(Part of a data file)
════════
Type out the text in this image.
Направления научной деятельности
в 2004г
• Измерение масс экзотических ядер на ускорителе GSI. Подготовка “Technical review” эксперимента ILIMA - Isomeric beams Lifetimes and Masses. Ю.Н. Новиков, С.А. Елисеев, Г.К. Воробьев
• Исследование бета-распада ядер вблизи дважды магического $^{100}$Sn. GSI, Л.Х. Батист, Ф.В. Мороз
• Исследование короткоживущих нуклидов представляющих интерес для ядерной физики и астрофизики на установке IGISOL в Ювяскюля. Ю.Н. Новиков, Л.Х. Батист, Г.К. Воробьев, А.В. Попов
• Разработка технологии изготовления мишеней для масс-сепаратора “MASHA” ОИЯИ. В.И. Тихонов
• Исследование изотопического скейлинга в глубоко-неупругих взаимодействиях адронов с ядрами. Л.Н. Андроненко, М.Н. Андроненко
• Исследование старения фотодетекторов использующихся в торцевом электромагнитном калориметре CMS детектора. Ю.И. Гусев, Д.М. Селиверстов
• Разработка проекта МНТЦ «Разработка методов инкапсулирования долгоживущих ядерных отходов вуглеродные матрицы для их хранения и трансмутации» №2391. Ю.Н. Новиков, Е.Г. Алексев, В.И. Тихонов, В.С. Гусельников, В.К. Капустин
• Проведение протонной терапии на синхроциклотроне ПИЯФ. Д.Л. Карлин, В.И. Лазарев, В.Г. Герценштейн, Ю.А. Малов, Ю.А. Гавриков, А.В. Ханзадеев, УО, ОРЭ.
════════
● What the task requires
Reproduce every line of the material above exactly.

● Answer to this exercise
Type out the text in this image.
Направления научной деятельности
в 2004г
• Измерение масс экзотических ядер на ускорителе GSI. Подготовка “Technical review” эксперимента ILIMA - Isomeric beams Lifetimes and Masses. Ю.Н. Новиков, С.А. Елисеев, Г.К. Воробьев
• Исследование бета-распада ядер вблизи дважды магического $^{100}$Sn. GSI, Л.Х. Батист, Ф.В. Мороз
• Исследование короткоживущих нуклидов представляющих интерес для ядерной физики и астрофизики на установке IGISOL в Ювяскюля. Ю.Н. Новиков, Л.Х. Батист, Г.К. Воробьев, А.В. Попов
• Разработка технологии изготовления мишеней для масс-сепаратора “MASHA” ОИЯИ. В.И. Тихонов
• Исследование изотопического скейлинга в глубоко-неупругих взаимодействиях адронов с ядрами. Л.Н. Андроненко, М.Н. Андроненко
• Исследование старения фотодетекторов использующихся в торцевом электромагнитном калориметре CMS детектора. Ю.И. Гусев, Д.М. Селиверстов
• Разработка проекта МНТЦ «Разработка методов инкапсулирования долгоживущих ядерных отходов вуглеродные матрицы для их хранения и трансмутации» №2391. Ю.Н. Новиков, Е.Г. Алексев, В.И. Тихонов, В.С. Гусельников, В.К. Капустин
• Проведение протонной терапии на синхроциклотроне ПИЯФ. Д.Л. Карлин, В.И. Лазарев, В.Г. Герценштейн, Ю.А. Малов, Ю.А. Гавриков, А.В. Ханзадеев, УО, ОРЭ.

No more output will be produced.